* _Input material_
^^^^^^^^

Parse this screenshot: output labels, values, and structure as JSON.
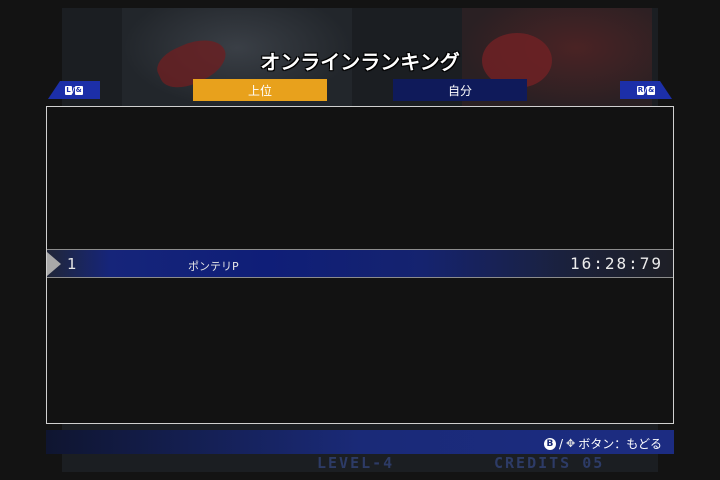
{
  "screen": {
    "title": "オンラインランキング"
  },
  "tabs": [
    {
      "label": "上位",
      "selected": true
    },
    {
      "label": "自分",
      "selected": false
    }
  ],
  "shoulder_buttons": {
    "left": {
      "key1": "L",
      "separator": "/",
      "key2": "&"
    },
    "right": {
      "key1": "R",
      "separator": "/",
      "key2": "&"
    }
  },
  "ranking": {
    "rows": [
      {
        "rank": "1",
        "name": "ポンテリP",
        "time": "16:28:79"
      }
    ]
  },
  "background_hud": {
    "level": "LEVEL-4",
    "credits": "CREDITS 05"
  },
  "footer": {
    "button_glyph": "B",
    "separator": "/",
    "hint": "ボタン：もどる"
  },
  "colors": {
    "tab_selected": "#e8a11c",
    "tab_unselected": "#0f1a5a",
    "accent_blue": "#1c2fa8"
  }
}
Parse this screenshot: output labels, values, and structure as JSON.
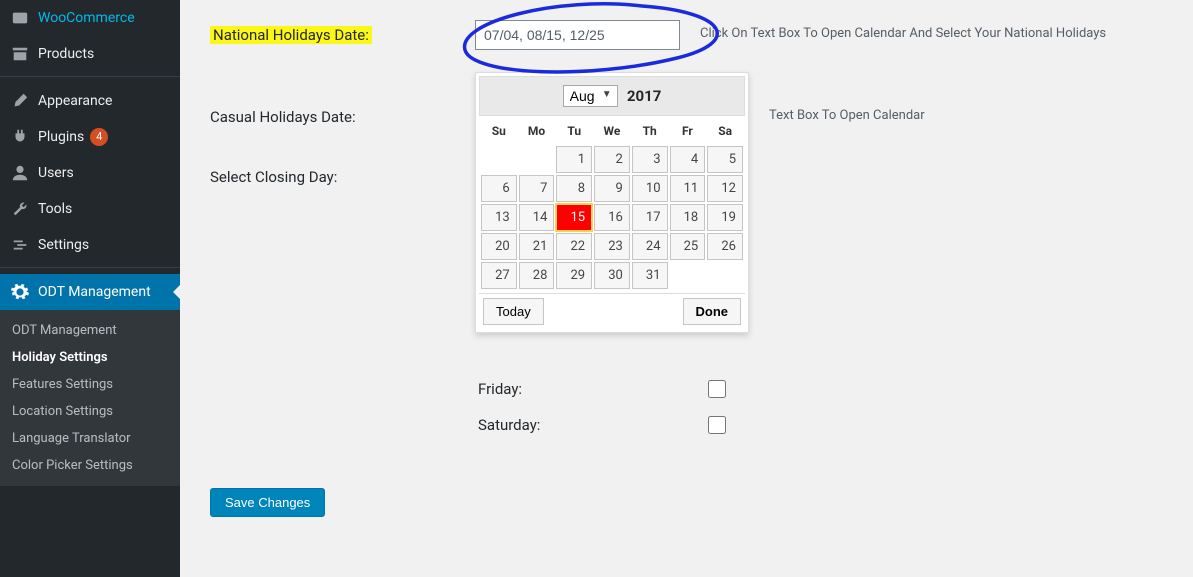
{
  "sidebar": {
    "items": [
      {
        "label": "WooCommerce"
      },
      {
        "label": "Products"
      },
      {
        "label": "Appearance"
      },
      {
        "label": "Plugins",
        "badge": "4"
      },
      {
        "label": "Users"
      },
      {
        "label": "Tools"
      },
      {
        "label": "Settings"
      },
      {
        "label": "ODT Management"
      }
    ],
    "submenu": [
      {
        "label": "ODT Management"
      },
      {
        "label": "Holiday Settings"
      },
      {
        "label": "Features Settings"
      },
      {
        "label": "Location Settings"
      },
      {
        "label": "Language Translator"
      },
      {
        "label": "Color Picker Settings"
      }
    ]
  },
  "form": {
    "national_label": "National Holidays Date:",
    "national_value": "07/04, 08/15, 12/25",
    "national_hint": "Click On Text Box To Open Calendar And Select Your National Holidays",
    "casual_label": "Casual Holidays Date:",
    "casual_hint": "Text Box To Open Calendar",
    "closing_label": "Select Closing Day:",
    "closing_days": {
      "friday": "Friday:",
      "saturday": "Saturday:"
    },
    "save": "Save Changes"
  },
  "datepicker": {
    "month": "Aug",
    "year": "2017",
    "dow": [
      "Su",
      "Mo",
      "Tu",
      "We",
      "Th",
      "Fr",
      "Sa"
    ],
    "days": [
      [
        "",
        "",
        1,
        2,
        3,
        4,
        5
      ],
      [
        6,
        7,
        8,
        9,
        10,
        11,
        12
      ],
      [
        13,
        14,
        15,
        16,
        17,
        18,
        19
      ],
      [
        20,
        21,
        22,
        23,
        24,
        25,
        26
      ],
      [
        27,
        28,
        29,
        30,
        31,
        "",
        ""
      ]
    ],
    "selected": 15,
    "today": "Today",
    "done": "Done"
  }
}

^^^^^^^^

* _Directive_
Leave out the pictures and reproduce the rest of the listing exactly.

* _Correct answer_
Parse this screenshot: output labels, values, and structure as JSON.
{
  "screen": {
    "title": "オンラインランキング"
  },
  "tabs": [
    {
      "label": "上位",
      "selected": true
    },
    {
      "label": "自分",
      "selected": false
    }
  ],
  "shoulder_buttons": {
    "left": {
      "key1": "L",
      "separator": "/",
      "key2": "&"
    },
    "right": {
      "key1": "R",
      "separator": "/",
      "key2": "&"
    }
  },
  "ranking": {
    "rows": [
      {
        "rank": "1",
        "name": "ポンテリP",
        "time": "16:28:79"
      }
    ]
  },
  "background_hud": {
    "level": "LEVEL-4",
    "credits": "CREDITS 05"
  },
  "footer": {
    "button_glyph": "B",
    "separator": "/",
    "hint": "ボタン：もどる"
  },
  "colors": {
    "tab_selected": "#e8a11c",
    "tab_unselected": "#0f1a5a",
    "accent_blue": "#1c2fa8"
  }
}
Parse this screenshot: output labels, values, and structure as JSON.
{
  "sidebar": {
    "items": [
      {
        "label": "WooCommerce"
      },
      {
        "label": "Products"
      },
      {
        "label": "Appearance"
      },
      {
        "label": "Plugins",
        "badge": "4"
      },
      {
        "label": "Users"
      },
      {
        "label": "Tools"
      },
      {
        "label": "Settings"
      },
      {
        "label": "ODT Management"
      }
    ],
    "submenu": [
      {
        "label": "ODT Management"
      },
      {
        "label": "Holiday Settings"
      },
      {
        "label": "Features Settings"
      },
      {
        "label": "Location Settings"
      },
      {
        "label": "Language Translator"
      },
      {
        "label": "Color Picker Settings"
      }
    ]
  },
  "form": {
    "national_label": "National Holidays Date:",
    "national_value": "07/04, 08/15, 12/25",
    "national_hint": "Click On Text Box To Open Calendar And Select Your National Holidays",
    "casual_label": "Casual Holidays Date:",
    "casual_hint": "Text Box To Open Calendar",
    "closing_label": "Select Closing Day:",
    "closing_days": {
      "friday": "Friday:",
      "saturday": "Saturday:"
    },
    "save": "Save Changes"
  },
  "datepicker": {
    "month": "Aug",
    "year": "2017",
    "dow": [
      "Su",
      "Mo",
      "Tu",
      "We",
      "Th",
      "Fr",
      "Sa"
    ],
    "days": [
      [
        "",
        "",
        1,
        2,
        3,
        4,
        5
      ],
      [
        6,
        7,
        8,
        9,
        10,
        11,
        12
      ],
      [
        13,
        14,
        15,
        16,
        17,
        18,
        19
      ],
      [
        20,
        21,
        22,
        23,
        24,
        25,
        26
      ],
      [
        27,
        28,
        29,
        30,
        31,
        "",
        ""
      ]
    ],
    "selected": 15,
    "today": "Today",
    "done": "Done"
  }
}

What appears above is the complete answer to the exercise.